# [YOUR OBJECTIVE]
Type out every line below exactly as it reads.
— begin ITEMS —
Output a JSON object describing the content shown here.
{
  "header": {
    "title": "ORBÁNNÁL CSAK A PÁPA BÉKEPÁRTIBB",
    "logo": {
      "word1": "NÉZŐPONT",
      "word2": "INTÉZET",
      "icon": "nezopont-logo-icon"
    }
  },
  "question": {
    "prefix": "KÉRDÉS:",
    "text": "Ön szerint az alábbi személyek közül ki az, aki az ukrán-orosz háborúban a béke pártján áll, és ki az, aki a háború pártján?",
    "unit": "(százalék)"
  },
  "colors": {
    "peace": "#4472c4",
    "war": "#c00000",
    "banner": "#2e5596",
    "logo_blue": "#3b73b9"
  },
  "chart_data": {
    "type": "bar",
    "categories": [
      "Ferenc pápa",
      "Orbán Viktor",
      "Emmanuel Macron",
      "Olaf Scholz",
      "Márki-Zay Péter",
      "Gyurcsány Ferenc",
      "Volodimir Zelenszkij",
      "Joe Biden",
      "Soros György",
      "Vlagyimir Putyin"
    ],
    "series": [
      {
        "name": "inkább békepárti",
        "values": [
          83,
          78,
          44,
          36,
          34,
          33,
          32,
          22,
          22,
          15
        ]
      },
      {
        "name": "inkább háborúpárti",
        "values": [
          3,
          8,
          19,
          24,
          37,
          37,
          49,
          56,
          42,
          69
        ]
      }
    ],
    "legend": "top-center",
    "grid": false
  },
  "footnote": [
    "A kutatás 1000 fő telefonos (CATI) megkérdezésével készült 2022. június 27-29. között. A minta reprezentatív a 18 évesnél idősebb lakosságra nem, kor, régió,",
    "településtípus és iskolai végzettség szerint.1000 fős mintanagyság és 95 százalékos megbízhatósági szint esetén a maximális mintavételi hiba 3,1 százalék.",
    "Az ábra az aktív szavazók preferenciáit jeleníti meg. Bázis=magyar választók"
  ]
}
— end ITEMS —
# [RESPONSE TO THE TASK]
Output a JSON object describing the content shown here.
{
  "header": {
    "title": "ORBÁNNÁL CSAK A PÁPA BÉKEPÁRTIBB",
    "logo": {
      "word1": "NÉZŐPONT",
      "word2": "INTÉZET",
      "icon": "nezopont-logo-icon"
    }
  },
  "question": {
    "prefix": "KÉRDÉS:",
    "text": "Ön szerint az alábbi személyek közül ki az, aki az ukrán-orosz háborúban a béke pártján áll, és ki az, aki a háború pártján?",
    "unit": "(százalék)"
  },
  "colors": {
    "peace": "#4472c4",
    "war": "#c00000",
    "banner": "#2e5596",
    "logo_blue": "#3b73b9"
  },
  "chart_data": {
    "type": "bar",
    "categories": [
      "Ferenc pápa",
      "Orbán Viktor",
      "Emmanuel Macron",
      "Olaf Scholz",
      "Márki-Zay Péter",
      "Gyurcsány Ferenc",
      "Volodimir Zelenszkij",
      "Joe Biden",
      "Soros György",
      "Vlagyimir Putyin"
    ],
    "series": [
      {
        "name": "inkább békepárti",
        "values": [
          83,
          78,
          44,
          36,
          34,
          33,
          32,
          22,
          22,
          15
        ]
      },
      {
        "name": "inkább háborúpárti",
        "values": [
          3,
          8,
          19,
          24,
          37,
          37,
          49,
          56,
          42,
          69
        ]
      }
    ],
    "legend": "top-center",
    "grid": false
  },
  "footnote": [
    "A kutatás 1000 fő telefonos (CATI) megkérdezésével készült 2022. június 27-29. között. A minta reprezentatív a 18 évesnél idősebb lakosságra nem, kor, régió,",
    "településtípus és iskolai végzettség szerint.1000 fős mintanagyság és 95 százalékos megbízhatósági szint esetén a maximális mintavételi hiba 3,1 százalék.",
    "Az ábra az aktív szavazók preferenciáit jeleníti meg. Bázis=magyar választók"
  ]
}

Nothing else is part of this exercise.